TASK DETAILS: In full and without alteration, give the listing again.

[Data entries]
########################################
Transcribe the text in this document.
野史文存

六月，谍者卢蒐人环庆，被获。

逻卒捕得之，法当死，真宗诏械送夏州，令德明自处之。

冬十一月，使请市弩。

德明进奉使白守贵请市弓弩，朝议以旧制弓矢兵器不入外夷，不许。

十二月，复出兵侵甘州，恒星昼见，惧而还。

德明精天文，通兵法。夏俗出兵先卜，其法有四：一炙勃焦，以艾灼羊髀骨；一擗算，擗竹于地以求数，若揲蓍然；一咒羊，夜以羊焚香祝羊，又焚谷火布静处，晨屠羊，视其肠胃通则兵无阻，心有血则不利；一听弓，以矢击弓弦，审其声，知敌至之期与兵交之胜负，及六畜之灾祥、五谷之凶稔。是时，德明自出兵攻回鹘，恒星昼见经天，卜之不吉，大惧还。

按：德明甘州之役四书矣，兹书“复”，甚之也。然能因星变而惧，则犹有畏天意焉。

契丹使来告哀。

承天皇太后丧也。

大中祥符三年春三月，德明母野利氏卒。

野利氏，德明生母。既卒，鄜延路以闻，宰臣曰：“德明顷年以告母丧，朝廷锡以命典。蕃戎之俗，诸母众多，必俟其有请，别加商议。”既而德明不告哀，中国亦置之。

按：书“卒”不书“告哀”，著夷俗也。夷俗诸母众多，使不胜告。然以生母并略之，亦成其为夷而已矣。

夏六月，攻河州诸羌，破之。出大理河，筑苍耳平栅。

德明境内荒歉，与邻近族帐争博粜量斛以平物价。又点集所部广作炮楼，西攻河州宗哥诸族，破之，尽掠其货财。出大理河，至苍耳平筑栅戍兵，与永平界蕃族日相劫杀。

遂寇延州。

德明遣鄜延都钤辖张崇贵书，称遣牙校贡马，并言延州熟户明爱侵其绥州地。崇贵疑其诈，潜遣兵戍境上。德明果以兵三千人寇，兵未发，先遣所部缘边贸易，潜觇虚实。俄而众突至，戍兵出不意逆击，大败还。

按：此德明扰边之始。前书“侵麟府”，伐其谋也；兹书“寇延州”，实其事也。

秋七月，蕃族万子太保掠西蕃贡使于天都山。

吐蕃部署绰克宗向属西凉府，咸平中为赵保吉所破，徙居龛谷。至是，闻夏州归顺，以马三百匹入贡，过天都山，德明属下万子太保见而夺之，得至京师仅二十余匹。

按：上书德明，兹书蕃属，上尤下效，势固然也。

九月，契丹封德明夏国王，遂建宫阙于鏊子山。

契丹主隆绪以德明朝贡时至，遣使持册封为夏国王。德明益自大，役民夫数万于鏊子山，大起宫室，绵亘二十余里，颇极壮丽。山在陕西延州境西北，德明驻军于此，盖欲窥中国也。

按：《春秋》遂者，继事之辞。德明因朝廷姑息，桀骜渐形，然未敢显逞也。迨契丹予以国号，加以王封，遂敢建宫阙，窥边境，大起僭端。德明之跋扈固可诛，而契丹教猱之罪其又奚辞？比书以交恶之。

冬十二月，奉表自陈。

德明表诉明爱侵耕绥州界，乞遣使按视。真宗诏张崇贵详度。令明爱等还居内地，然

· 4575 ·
########################################
RESULT FOR THIS EXERCISE:
Transcribe the text in this document.
野史文存

六月，谍者卢蒐人环庆，被获。

逻卒捕得之，法当死，真宗诏械送夏州，令德明自处之。

冬十一月，使请市弩。

德明进奉使白守贵请市弓弩，朝议以旧制弓矢兵器不入外夷，不许。

十二月，复出兵侵甘州，恒星昼见，惧而还。

德明精天文，通兵法。夏俗出兵先卜，其法有四：一炙勃焦，以艾灼羊髀骨；一擗算，擗竹于地以求数，若揲蓍然；一咒羊，夜以羊焚香祝羊，又焚谷火布静处，晨屠羊，视其肠胃通则兵无阻，心有血则不利；一听弓，以矢击弓弦，审其声，知敌至之期与兵交之胜负，及六畜之灾祥、五谷之凶稔。是时，德明自出兵攻回鹘，恒星昼见经天，卜之不吉，大惧还。

按：德明甘州之役四书矣，兹书“复”，甚之也。然能因星变而惧，则犹有畏天意焉。

契丹使来告哀。

承天皇太后丧也。

大中祥符三年春三月，德明母野利氏卒。

野利氏，德明生母。既卒，鄜延路以闻，宰臣曰：“德明顷年以告母丧，朝廷锡以命典。蕃戎之俗，诸母众多，必俟其有请，别加商议。”既而德明不告哀，中国亦置之。

按：书“卒”不书“告哀”，著夷俗也。夷俗诸母众多，使不胜告。然以生母并略之，亦成其为夷而已矣。

夏六月，攻河州诸羌，破之。出大理河，筑苍耳平栅。

德明境内荒歉，与邻近族帐争博粜量斛以平物价。又点集所部广作炮楼，西攻河州宗哥诸族，破之，尽掠其货财。出大理河，至苍耳平筑栅戍兵，与永平界蕃族日相劫杀。

遂寇延州。

德明遣鄜延都钤辖张崇贵书，称遣牙校贡马，并言延州熟户明爱侵其绥州地。崇贵疑其诈，潜遣兵戍境上。德明果以兵三千人寇，兵未发，先遣所部缘边贸易，潜觇虚实。俄而众突至，戍兵出不意逆击，大败还。

按：此德明扰边之始。前书“侵麟府”，伐其谋也；兹书“寇延州”，实其事也。

秋七月，蕃族万子太保掠西蕃贡使于天都山。

吐蕃部署绰克宗向属西凉府，咸平中为赵保吉所破，徙居龛谷。至是，闻夏州归顺，以马三百匹入贡，过天都山，德明属下万子太保见而夺之，得至京师仅二十余匹。

按：上书德明，兹书蕃属，上尤下效，势固然也。

九月，契丹封德明夏国王，遂建宫阙于鏊子山。

契丹主隆绪以德明朝贡时至，遣使持册封为夏国王。德明益自大，役民夫数万于鏊子山，大起宫室，绵亘二十余里，颇极壮丽。山在陕西延州境西北，德明驻军于此，盖欲窥中国也。

按：《春秋》遂者，继事之辞。德明因朝廷姑息，桀骜渐形，然未敢显逞也。迨契丹予以国号，加以王封，遂敢建宫阙，窥边境，大起僭端。德明之跋扈固可诛，而契丹教猱之罪其又奚辞？比书以交恶之。

冬十二月，奉表自陈。

德明表诉明爱侵耕绥州界，乞遣使按视。真宗诏张崇贵详度。令明爱等还居内地，然

· 4575 ·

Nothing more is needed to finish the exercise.